Return, word for word, every line from the start of the records through the line that holds "required-marker: * bbox=[987, 195, 993, 210]", with both ends included.

======== Material provided

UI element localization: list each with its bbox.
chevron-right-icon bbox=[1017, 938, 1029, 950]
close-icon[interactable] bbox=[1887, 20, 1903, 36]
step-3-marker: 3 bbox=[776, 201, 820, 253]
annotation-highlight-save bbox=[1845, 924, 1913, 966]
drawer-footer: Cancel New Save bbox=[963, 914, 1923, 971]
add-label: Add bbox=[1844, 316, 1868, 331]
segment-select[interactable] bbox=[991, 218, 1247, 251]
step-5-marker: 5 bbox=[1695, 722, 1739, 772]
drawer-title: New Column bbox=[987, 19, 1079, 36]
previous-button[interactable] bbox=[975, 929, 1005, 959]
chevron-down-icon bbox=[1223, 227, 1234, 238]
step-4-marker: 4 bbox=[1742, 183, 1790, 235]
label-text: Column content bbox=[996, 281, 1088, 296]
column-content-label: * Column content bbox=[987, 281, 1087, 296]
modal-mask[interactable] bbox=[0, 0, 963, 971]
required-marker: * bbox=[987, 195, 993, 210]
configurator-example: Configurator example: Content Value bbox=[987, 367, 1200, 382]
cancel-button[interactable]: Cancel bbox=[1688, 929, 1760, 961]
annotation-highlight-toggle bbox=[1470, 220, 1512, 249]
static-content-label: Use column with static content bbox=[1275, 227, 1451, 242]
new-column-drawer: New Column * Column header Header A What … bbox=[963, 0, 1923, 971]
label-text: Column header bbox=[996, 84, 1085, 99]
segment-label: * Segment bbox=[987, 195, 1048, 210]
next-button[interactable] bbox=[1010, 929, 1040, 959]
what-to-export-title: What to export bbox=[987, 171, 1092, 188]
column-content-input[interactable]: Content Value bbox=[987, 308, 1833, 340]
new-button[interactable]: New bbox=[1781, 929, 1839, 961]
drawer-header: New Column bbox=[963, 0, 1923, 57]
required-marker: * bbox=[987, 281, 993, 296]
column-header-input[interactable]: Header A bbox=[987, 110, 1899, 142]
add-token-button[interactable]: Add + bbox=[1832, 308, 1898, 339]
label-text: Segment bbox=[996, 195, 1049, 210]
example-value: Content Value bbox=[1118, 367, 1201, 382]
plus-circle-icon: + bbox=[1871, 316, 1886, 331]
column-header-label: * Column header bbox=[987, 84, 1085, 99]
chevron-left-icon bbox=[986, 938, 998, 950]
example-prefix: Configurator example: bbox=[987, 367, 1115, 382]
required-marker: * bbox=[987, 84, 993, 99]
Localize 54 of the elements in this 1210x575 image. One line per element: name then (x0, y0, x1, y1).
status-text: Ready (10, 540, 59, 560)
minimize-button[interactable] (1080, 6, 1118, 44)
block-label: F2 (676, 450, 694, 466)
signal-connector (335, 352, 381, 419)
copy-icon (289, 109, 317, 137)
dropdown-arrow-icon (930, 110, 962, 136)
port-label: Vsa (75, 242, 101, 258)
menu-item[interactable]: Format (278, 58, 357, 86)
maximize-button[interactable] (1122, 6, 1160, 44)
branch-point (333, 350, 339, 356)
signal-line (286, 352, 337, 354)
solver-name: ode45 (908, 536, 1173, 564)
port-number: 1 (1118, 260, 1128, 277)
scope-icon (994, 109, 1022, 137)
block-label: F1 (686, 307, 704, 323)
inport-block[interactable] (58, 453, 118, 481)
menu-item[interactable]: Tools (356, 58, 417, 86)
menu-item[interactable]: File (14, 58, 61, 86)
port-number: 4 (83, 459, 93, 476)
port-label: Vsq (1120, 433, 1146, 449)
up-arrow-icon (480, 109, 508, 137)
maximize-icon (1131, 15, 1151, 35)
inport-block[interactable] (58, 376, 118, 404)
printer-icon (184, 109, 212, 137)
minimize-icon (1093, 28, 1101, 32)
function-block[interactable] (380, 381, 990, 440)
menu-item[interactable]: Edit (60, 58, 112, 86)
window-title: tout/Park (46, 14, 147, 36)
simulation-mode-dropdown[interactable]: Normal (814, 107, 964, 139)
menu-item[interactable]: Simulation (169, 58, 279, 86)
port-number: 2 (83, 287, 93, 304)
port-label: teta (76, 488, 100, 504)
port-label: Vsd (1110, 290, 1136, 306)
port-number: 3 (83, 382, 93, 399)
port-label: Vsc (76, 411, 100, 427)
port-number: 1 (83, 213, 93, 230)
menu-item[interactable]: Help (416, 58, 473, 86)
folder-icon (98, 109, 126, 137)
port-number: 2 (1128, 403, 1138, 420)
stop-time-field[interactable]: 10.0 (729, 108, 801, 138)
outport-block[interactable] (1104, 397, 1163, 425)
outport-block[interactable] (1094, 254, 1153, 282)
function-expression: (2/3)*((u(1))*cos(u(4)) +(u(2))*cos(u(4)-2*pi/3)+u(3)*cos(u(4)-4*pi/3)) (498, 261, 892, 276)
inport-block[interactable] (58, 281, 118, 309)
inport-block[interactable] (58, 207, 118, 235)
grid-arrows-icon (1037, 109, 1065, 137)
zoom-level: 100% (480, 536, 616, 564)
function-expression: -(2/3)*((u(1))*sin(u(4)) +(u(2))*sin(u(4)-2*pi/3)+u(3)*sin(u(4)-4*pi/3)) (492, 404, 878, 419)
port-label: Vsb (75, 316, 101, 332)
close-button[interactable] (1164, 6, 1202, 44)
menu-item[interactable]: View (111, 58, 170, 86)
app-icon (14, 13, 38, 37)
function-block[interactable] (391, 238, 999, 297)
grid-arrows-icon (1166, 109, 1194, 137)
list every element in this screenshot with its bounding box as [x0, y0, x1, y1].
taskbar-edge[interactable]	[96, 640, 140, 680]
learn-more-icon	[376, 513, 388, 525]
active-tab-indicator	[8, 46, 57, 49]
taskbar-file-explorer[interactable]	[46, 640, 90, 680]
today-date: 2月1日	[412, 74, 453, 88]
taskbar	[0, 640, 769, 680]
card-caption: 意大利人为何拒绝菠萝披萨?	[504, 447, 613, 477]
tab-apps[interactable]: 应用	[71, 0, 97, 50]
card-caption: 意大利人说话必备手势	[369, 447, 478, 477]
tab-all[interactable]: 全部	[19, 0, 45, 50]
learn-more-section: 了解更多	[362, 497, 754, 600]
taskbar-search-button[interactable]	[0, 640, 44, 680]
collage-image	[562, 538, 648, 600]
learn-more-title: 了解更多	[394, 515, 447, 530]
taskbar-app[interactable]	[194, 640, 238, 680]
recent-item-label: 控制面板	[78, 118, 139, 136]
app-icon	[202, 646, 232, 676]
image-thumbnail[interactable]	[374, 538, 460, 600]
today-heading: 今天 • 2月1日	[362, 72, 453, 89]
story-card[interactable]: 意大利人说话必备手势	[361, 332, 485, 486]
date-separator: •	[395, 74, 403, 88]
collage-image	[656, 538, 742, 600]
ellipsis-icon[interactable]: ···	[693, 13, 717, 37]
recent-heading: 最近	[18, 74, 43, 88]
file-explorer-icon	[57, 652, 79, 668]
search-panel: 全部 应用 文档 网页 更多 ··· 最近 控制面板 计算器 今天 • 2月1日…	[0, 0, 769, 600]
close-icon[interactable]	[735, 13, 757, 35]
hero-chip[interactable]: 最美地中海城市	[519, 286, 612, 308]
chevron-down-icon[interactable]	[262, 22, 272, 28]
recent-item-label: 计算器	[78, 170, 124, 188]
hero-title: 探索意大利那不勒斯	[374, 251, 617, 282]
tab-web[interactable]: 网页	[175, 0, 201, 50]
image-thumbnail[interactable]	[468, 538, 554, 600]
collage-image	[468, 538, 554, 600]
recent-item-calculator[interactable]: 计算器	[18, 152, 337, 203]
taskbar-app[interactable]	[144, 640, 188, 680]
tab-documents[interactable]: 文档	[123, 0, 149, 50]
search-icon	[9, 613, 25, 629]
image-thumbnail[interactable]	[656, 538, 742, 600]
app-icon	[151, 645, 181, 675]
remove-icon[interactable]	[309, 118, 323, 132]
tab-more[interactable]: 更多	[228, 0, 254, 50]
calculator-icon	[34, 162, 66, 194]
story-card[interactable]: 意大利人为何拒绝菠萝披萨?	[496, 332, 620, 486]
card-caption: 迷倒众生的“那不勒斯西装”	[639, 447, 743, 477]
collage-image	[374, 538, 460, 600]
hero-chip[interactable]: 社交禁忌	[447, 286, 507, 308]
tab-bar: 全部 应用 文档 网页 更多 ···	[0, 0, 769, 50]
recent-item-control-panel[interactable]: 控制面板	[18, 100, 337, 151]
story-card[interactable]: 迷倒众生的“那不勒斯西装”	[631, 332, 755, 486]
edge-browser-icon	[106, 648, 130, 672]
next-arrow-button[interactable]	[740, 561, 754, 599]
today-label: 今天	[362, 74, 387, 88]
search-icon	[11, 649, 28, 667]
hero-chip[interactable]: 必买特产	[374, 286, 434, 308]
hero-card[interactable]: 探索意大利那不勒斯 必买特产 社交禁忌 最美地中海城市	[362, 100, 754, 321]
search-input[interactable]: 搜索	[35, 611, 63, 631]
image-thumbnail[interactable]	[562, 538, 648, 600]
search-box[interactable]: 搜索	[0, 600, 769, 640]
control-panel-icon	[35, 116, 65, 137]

================

■ **Solution to the exercise**:
UI element localization: list each with its bbox.
chevron-right-icon bbox=[1017, 938, 1029, 950]
close-icon[interactable] bbox=[1887, 20, 1903, 36]
step-3-marker: 3 bbox=[776, 201, 820, 253]
annotation-highlight-save bbox=[1845, 924, 1913, 966]
drawer-footer: Cancel New Save bbox=[963, 914, 1923, 971]
add-label: Add bbox=[1844, 316, 1868, 331]
segment-select[interactable] bbox=[991, 218, 1247, 251]
step-5-marker: 5 bbox=[1695, 722, 1739, 772]
drawer-title: New Column bbox=[987, 19, 1079, 36]
previous-button[interactable] bbox=[975, 929, 1005, 959]
chevron-down-icon bbox=[1223, 227, 1234, 238]
step-4-marker: 4 bbox=[1742, 183, 1790, 235]
label-text: Column content bbox=[996, 281, 1088, 296]
column-content-label: * Column content bbox=[987, 281, 1087, 296]
modal-mask[interactable] bbox=[0, 0, 963, 971]
required-marker: * bbox=[987, 195, 993, 210]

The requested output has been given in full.